[Dataset items]

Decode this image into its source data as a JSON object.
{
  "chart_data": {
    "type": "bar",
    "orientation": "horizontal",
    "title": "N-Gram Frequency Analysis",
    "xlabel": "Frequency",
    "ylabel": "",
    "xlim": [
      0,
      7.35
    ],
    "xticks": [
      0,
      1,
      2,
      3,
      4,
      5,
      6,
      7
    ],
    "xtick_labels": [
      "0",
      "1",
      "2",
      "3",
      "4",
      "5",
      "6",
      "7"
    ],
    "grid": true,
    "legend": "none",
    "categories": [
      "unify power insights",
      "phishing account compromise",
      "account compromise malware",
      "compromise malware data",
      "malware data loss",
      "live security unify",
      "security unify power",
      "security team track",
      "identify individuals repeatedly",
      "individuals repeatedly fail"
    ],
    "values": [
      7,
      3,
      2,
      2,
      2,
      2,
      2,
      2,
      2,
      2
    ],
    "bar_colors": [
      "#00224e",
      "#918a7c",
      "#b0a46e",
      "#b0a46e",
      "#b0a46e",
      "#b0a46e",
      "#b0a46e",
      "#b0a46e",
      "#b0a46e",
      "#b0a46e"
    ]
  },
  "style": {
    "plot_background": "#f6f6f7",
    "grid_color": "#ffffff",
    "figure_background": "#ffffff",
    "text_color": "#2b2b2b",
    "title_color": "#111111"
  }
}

_Task directions_.
Reproduce each line from the records that contains the word "security".

_Correct answer_.
      "live security unify",
      "security unify power",
      "security team track",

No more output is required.